Task details>
Give the number of lines below that contain the word "given", and nothing else.

Listed records>
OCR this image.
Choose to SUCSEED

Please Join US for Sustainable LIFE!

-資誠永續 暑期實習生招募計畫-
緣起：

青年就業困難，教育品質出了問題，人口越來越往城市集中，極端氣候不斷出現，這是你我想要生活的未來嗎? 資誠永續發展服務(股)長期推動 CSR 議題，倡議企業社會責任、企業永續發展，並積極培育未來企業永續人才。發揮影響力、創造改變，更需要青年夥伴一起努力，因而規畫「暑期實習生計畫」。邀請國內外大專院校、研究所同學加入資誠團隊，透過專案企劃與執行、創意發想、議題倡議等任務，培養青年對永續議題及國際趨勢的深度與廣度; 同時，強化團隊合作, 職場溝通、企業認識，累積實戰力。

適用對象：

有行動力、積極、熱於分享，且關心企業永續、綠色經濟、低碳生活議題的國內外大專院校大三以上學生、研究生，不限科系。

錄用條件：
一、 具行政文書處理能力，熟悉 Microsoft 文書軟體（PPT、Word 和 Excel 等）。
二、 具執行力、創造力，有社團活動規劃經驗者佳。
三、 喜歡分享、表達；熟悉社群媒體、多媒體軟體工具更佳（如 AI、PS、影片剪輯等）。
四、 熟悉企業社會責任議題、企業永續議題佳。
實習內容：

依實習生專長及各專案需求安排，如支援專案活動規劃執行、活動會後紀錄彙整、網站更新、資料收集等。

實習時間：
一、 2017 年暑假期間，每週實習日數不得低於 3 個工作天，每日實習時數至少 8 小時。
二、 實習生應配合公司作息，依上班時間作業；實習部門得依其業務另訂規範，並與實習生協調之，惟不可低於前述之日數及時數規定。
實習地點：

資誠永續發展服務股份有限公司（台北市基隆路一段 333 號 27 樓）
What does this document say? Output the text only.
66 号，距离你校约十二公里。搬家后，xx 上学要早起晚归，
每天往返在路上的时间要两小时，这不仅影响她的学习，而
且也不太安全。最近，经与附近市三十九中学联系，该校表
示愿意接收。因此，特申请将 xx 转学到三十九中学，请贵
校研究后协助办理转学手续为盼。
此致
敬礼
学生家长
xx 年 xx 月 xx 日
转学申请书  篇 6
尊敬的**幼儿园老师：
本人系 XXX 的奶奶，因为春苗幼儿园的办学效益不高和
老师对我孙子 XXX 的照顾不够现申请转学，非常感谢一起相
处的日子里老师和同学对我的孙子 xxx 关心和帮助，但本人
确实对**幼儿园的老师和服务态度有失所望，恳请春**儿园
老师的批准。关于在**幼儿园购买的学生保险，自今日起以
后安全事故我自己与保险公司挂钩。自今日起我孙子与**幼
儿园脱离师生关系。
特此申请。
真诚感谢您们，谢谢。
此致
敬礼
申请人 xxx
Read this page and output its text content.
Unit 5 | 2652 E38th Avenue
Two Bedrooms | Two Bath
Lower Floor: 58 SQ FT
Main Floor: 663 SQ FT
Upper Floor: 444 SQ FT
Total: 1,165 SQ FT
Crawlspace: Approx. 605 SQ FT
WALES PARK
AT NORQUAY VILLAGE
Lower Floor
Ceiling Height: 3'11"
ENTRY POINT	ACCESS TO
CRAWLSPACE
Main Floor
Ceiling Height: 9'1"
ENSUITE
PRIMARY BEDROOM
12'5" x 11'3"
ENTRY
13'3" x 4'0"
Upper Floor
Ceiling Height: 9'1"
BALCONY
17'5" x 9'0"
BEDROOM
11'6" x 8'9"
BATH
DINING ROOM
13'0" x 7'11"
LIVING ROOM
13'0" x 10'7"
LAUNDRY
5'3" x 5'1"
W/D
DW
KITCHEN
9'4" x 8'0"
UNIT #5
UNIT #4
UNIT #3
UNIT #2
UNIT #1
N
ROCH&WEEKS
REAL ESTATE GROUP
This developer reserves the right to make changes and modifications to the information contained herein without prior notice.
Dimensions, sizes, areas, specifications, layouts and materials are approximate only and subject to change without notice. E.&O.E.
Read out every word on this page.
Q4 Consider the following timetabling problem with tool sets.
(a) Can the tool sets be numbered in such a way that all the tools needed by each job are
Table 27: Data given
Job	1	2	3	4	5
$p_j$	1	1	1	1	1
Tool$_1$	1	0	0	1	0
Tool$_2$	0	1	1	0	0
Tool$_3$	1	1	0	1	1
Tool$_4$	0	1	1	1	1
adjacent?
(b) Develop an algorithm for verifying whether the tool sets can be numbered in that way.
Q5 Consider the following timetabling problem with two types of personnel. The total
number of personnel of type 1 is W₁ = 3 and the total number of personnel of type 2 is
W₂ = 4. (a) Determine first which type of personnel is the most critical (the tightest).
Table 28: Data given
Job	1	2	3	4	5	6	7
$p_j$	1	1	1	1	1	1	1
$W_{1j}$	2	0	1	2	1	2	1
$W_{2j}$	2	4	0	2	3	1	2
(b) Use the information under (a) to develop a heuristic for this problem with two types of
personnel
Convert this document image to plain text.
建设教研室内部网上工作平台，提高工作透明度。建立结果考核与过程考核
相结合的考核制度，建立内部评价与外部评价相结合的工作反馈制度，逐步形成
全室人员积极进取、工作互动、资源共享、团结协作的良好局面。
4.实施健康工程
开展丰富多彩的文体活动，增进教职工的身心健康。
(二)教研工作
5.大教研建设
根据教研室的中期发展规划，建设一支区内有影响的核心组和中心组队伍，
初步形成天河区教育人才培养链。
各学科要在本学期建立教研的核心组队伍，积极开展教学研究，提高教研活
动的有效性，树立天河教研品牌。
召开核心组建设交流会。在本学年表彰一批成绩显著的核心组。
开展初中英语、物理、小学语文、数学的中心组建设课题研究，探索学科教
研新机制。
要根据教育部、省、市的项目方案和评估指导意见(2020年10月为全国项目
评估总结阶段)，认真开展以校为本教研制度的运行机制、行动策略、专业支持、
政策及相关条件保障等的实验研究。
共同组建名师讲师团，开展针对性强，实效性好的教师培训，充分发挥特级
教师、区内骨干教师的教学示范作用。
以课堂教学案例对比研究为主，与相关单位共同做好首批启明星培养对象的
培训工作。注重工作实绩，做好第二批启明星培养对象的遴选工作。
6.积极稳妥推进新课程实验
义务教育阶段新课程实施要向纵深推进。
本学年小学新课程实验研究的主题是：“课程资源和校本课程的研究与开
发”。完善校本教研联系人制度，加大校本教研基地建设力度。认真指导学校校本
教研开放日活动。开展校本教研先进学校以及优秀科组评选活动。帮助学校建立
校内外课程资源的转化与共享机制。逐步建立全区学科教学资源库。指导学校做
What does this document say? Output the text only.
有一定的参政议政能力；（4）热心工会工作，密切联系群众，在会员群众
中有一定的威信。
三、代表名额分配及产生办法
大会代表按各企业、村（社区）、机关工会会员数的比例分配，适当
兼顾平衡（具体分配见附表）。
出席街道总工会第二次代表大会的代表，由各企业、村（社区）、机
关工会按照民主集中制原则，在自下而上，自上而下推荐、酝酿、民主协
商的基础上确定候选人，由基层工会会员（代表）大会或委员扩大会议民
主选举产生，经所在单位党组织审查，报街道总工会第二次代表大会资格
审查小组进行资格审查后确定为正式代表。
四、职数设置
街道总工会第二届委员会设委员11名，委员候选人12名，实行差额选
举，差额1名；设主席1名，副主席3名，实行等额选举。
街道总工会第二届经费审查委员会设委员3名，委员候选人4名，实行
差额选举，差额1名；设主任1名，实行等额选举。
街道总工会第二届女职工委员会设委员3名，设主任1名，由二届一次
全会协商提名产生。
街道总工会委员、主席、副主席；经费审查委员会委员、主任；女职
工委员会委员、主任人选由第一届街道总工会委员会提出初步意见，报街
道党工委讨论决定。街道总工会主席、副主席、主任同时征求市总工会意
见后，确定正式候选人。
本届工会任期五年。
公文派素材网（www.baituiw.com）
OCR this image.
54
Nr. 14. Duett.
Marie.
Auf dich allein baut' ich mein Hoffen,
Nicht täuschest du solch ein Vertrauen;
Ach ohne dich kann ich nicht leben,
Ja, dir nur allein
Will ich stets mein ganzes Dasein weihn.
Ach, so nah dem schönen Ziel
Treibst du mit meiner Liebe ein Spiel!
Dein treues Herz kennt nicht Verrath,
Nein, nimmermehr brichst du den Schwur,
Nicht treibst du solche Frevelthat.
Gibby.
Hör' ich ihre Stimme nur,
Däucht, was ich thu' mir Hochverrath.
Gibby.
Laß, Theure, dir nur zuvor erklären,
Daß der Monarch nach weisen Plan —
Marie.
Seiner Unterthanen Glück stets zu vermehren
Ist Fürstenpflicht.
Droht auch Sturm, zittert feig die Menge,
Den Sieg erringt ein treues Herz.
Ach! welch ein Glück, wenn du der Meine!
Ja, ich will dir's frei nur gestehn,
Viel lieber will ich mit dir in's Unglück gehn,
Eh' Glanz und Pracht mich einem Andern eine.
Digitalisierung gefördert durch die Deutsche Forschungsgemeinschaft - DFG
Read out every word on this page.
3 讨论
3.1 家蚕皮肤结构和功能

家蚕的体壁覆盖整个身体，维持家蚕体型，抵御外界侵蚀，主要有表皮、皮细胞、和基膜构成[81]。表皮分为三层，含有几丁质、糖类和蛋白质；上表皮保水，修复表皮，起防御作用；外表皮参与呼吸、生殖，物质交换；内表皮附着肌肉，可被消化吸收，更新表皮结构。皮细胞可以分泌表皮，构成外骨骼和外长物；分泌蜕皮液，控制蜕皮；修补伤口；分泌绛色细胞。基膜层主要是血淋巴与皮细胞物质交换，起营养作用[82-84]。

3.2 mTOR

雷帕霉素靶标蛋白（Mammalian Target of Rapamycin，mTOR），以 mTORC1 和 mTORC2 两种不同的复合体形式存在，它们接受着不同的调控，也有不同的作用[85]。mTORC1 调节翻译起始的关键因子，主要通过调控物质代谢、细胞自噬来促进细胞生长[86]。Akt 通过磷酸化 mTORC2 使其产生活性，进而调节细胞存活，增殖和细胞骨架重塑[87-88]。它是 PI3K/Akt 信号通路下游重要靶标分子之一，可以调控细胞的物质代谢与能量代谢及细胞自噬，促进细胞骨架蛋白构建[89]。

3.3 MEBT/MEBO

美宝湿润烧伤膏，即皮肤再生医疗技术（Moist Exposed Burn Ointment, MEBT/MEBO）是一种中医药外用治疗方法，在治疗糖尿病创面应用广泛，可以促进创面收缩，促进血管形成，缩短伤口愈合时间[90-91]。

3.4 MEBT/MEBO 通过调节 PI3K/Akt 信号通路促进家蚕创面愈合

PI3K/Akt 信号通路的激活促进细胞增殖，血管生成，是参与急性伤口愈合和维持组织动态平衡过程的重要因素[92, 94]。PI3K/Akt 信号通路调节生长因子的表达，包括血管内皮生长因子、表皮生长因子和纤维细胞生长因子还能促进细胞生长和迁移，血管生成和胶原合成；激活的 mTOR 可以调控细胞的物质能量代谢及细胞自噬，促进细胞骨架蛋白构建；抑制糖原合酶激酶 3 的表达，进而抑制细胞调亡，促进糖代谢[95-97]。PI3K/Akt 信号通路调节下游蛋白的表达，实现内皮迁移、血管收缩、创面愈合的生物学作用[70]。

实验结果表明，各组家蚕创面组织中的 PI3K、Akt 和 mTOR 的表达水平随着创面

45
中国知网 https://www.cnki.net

Full response>
2